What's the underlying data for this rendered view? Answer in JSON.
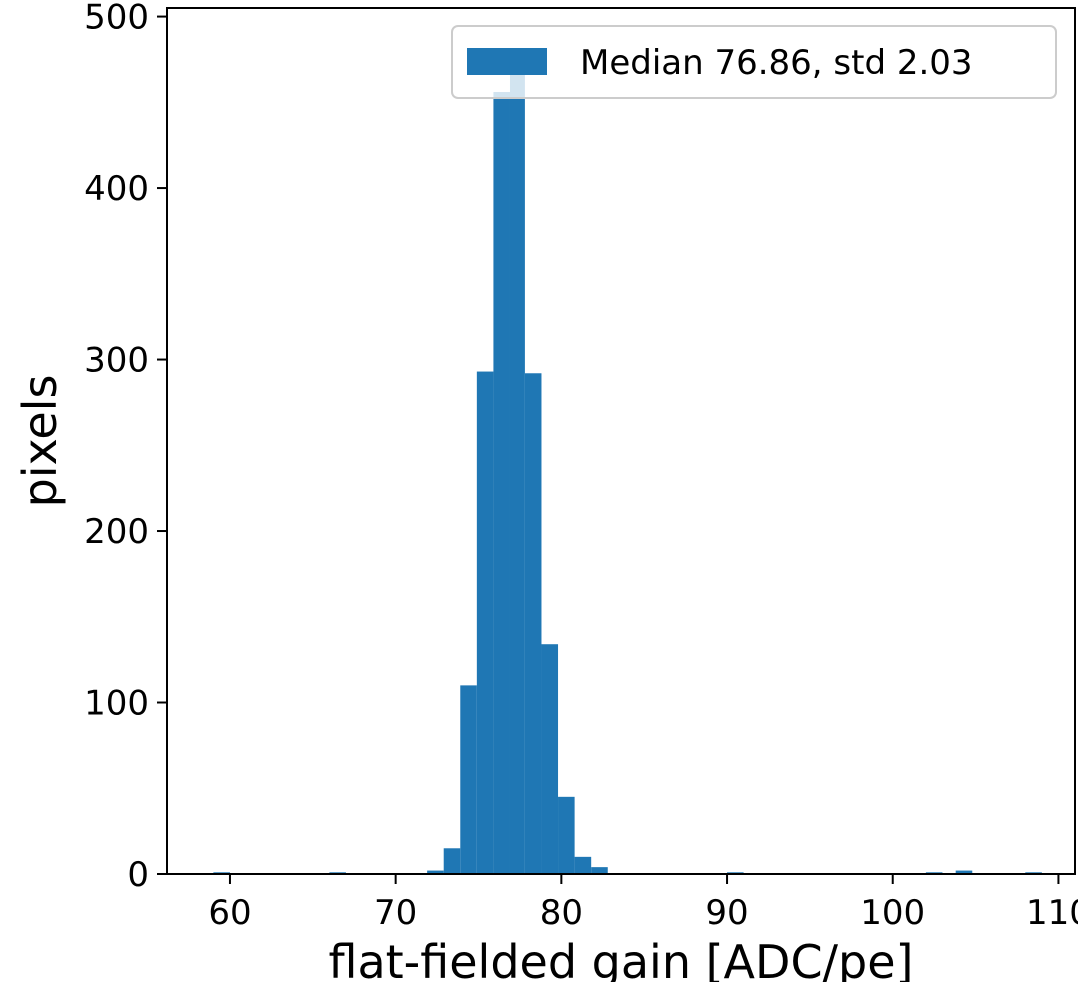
{
  "chart_data": {
    "type": "bar",
    "subtype": "histogram",
    "title": "",
    "xlabel": "flat-fielded gain [ADC/pe]",
    "ylabel": "pixels",
    "xlim": [
      56.2,
      111.0
    ],
    "ylim": [
      0,
      505
    ],
    "x_ticks": [
      60,
      70,
      80,
      90,
      100,
      110
    ],
    "x_tick_labels": [
      "60",
      "70",
      "80",
      "90",
      "100",
      "110"
    ],
    "y_ticks": [
      0,
      100,
      200,
      300,
      400,
      500
    ],
    "y_tick_labels": [
      "0",
      "100",
      "200",
      "300",
      "400",
      "500"
    ],
    "grid": false,
    "legend": {
      "placement": "top-right",
      "entries": [
        "Median 76.86, std 2.03"
      ]
    },
    "bar_color": "#1f77b4",
    "series": [
      {
        "name": "Median 76.86, std 2.03",
        "bins": [
          {
            "x0": 59.0,
            "x1": 60.0,
            "count": 1
          },
          {
            "x0": 66.0,
            "x1": 67.0,
            "count": 1
          },
          {
            "x0": 71.9,
            "x1": 72.9,
            "count": 2
          },
          {
            "x0": 72.9,
            "x1": 73.9,
            "count": 15
          },
          {
            "x0": 73.9,
            "x1": 74.9,
            "count": 110
          },
          {
            "x0": 74.9,
            "x1": 75.9,
            "count": 293
          },
          {
            "x0": 75.9,
            "x1": 76.9,
            "count": 456
          },
          {
            "x0": 76.9,
            "x1": 77.8,
            "count": 469
          },
          {
            "x0": 77.8,
            "x1": 78.8,
            "count": 292
          },
          {
            "x0": 78.8,
            "x1": 79.8,
            "count": 134
          },
          {
            "x0": 79.8,
            "x1": 80.8,
            "count": 45
          },
          {
            "x0": 80.8,
            "x1": 81.8,
            "count": 10
          },
          {
            "x0": 81.8,
            "x1": 82.8,
            "count": 4
          },
          {
            "x0": 90.0,
            "x1": 91.0,
            "count": 1
          },
          {
            "x0": 102.0,
            "x1": 103.0,
            "count": 1
          },
          {
            "x0": 103.8,
            "x1": 104.8,
            "count": 2
          },
          {
            "x0": 108.0,
            "x1": 109.0,
            "count": 1
          }
        ]
      }
    ]
  }
}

● Directions:
Every line that holds the word "Median" counts once; state the total number of such lines and nothing else.

● Solution below:
2